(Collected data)

************

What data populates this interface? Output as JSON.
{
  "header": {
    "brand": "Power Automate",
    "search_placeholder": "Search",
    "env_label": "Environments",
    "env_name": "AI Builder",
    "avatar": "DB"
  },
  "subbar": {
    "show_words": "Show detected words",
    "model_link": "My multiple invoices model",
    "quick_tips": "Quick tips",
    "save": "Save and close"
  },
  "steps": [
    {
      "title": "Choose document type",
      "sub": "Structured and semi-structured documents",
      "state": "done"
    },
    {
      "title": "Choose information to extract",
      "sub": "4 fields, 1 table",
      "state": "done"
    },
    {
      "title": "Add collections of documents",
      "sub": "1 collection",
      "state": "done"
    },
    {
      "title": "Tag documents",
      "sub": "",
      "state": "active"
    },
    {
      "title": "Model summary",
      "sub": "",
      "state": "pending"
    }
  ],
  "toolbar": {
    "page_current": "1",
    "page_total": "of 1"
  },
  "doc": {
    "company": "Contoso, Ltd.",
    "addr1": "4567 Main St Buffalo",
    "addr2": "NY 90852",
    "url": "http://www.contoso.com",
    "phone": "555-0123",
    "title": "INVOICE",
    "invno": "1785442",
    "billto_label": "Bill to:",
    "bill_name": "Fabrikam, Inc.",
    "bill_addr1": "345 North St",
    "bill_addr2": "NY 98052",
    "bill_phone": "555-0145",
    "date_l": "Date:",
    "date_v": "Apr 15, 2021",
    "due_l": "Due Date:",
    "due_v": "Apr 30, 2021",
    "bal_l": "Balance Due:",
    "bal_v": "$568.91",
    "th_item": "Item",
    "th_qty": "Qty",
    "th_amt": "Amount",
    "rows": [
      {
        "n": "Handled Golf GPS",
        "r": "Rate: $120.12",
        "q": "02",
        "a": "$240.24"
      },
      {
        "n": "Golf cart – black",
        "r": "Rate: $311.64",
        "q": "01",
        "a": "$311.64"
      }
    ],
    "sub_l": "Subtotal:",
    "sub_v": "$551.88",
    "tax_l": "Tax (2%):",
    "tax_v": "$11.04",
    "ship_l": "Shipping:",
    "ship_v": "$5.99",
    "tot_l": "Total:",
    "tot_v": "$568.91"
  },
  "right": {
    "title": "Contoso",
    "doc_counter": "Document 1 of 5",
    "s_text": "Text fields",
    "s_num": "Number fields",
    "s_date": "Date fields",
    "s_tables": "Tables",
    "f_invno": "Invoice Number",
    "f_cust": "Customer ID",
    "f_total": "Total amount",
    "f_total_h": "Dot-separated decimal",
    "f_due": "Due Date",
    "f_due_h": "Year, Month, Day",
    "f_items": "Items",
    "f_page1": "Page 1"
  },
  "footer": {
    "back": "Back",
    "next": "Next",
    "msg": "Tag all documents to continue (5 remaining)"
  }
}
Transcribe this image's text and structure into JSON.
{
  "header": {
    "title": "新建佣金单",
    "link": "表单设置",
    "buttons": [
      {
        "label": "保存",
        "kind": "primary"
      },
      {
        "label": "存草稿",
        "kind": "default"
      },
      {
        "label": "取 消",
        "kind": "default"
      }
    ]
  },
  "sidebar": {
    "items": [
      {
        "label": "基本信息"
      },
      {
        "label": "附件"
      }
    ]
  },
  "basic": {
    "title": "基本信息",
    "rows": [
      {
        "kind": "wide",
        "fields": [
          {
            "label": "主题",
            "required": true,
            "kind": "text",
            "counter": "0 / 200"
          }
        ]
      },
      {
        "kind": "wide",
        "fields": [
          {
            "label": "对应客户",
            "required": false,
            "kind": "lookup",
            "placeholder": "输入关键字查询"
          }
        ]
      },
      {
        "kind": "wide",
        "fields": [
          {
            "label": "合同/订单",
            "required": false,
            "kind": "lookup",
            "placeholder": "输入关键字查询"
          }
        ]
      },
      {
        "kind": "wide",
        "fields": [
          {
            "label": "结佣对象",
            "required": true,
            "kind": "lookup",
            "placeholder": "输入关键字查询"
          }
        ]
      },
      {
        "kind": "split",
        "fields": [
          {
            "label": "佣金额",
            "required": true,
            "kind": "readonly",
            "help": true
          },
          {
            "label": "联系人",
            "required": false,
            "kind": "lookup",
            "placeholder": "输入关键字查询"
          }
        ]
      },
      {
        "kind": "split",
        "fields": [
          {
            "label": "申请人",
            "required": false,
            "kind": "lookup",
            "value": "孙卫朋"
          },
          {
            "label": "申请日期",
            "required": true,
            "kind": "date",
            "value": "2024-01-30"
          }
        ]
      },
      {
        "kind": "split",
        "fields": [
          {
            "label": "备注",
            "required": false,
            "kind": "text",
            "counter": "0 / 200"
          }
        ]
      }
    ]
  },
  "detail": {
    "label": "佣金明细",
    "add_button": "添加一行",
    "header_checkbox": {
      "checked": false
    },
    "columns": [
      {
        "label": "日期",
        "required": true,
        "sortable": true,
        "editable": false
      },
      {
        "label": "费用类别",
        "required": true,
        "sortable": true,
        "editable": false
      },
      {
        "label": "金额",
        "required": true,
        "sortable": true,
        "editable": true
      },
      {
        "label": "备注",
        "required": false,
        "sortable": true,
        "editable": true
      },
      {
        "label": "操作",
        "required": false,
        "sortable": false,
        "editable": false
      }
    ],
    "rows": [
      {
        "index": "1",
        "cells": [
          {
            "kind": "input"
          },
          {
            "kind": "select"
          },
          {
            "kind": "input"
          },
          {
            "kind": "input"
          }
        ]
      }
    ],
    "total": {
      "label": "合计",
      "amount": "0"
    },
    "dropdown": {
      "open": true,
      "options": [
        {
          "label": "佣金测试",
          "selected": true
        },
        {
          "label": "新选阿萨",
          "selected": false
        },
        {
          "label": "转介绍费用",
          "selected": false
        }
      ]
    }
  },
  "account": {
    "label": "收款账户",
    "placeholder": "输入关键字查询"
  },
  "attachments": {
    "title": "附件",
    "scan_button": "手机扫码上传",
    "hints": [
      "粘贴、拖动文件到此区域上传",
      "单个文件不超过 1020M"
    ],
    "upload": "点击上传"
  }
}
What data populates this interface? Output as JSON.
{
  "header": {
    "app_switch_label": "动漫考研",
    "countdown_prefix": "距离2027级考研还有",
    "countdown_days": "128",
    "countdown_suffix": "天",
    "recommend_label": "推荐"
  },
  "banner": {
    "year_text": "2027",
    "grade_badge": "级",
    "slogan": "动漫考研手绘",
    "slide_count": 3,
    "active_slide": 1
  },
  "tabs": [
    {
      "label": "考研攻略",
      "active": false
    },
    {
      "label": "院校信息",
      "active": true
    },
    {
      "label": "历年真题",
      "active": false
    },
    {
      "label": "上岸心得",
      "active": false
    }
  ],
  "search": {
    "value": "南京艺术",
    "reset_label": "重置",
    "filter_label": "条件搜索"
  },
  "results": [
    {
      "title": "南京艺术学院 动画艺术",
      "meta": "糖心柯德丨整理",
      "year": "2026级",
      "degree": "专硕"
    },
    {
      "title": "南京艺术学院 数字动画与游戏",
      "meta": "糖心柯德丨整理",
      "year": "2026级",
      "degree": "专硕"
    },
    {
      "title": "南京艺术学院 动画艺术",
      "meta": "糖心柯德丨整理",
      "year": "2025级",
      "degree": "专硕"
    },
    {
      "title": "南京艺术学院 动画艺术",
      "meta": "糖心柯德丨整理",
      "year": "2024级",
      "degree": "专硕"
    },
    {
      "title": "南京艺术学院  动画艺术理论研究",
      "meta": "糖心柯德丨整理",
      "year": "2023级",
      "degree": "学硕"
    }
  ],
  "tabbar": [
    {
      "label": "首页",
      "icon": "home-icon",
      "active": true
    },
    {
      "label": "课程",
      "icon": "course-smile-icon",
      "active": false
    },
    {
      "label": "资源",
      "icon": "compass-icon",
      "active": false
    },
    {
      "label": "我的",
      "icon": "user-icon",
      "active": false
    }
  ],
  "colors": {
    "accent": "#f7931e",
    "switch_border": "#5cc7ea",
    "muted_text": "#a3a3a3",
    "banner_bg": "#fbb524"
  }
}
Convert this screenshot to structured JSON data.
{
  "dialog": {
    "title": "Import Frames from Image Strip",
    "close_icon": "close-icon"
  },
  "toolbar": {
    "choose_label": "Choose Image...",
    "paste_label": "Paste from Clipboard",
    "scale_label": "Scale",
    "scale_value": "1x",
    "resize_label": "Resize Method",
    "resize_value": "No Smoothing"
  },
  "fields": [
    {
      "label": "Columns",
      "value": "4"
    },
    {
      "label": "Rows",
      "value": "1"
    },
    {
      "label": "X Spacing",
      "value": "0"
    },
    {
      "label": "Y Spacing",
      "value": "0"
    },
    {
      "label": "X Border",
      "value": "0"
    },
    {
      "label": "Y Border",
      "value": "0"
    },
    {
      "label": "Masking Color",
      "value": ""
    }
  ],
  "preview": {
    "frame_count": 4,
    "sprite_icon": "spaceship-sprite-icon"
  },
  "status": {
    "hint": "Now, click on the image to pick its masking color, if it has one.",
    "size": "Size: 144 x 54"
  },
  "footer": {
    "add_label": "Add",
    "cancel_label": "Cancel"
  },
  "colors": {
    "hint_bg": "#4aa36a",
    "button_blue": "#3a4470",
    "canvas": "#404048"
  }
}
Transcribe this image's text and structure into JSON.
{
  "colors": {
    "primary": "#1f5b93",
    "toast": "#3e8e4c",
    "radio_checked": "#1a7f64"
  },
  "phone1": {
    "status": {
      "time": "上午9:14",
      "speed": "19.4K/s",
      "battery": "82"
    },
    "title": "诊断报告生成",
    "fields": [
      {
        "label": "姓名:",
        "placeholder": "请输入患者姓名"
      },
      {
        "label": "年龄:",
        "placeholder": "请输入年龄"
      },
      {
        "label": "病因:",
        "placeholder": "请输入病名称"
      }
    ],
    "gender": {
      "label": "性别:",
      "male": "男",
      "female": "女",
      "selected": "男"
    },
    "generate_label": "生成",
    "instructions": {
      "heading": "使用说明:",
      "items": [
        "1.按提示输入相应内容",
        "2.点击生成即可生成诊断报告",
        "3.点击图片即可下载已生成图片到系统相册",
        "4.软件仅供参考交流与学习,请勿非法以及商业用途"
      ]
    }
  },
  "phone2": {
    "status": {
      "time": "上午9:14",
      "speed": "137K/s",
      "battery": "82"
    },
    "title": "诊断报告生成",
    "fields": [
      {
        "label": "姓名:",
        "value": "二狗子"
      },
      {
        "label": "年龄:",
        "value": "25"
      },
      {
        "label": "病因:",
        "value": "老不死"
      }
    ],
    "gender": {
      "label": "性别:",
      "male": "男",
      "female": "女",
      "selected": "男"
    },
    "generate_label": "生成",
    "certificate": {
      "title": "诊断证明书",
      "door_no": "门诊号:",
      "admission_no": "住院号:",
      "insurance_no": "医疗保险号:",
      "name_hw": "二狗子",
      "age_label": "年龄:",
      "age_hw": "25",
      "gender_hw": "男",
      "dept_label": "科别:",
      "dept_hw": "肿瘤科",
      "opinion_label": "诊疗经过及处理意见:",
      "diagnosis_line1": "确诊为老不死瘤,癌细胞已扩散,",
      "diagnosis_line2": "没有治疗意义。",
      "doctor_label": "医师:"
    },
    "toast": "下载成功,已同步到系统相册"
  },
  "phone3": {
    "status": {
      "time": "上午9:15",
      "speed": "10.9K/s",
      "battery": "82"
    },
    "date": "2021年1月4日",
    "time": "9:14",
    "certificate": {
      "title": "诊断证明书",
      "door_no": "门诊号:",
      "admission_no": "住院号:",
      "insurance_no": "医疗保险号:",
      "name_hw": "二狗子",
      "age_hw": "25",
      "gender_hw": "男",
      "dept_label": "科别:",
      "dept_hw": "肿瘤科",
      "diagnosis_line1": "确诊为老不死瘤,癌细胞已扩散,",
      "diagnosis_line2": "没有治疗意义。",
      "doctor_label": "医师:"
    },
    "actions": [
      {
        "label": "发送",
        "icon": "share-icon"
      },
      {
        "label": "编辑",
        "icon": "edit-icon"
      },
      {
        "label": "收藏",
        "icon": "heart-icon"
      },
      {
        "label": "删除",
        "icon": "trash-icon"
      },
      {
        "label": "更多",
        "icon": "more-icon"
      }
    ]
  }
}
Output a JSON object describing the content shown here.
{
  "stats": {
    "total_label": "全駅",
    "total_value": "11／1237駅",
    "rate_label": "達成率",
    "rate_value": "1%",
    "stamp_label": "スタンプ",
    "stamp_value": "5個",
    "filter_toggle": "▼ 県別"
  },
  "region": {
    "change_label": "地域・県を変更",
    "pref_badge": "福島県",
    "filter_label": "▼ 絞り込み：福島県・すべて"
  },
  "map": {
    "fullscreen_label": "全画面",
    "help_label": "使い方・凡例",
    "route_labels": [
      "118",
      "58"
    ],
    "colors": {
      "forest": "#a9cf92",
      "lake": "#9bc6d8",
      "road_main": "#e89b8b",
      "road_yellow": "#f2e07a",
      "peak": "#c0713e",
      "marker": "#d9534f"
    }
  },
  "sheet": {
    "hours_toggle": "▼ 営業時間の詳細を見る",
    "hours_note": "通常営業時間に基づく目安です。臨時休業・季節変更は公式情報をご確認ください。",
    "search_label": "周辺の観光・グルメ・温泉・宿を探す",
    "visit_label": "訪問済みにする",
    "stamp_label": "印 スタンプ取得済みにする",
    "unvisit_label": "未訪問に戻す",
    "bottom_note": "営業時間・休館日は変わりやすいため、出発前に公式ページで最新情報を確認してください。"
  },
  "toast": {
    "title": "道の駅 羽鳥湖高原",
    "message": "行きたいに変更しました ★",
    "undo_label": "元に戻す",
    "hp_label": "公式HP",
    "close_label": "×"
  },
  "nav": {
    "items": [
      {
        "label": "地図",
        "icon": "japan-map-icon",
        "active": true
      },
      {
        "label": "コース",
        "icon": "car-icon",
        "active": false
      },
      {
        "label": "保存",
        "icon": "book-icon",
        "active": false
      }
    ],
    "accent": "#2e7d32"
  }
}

************

• **Given task**: Within the listing above, copy each line that has the string "Choose".

• **Completed exercise**:
      "title": "Choose document type",
      "title": "Choose information to extract",
    "choose_label": "Choose Image...",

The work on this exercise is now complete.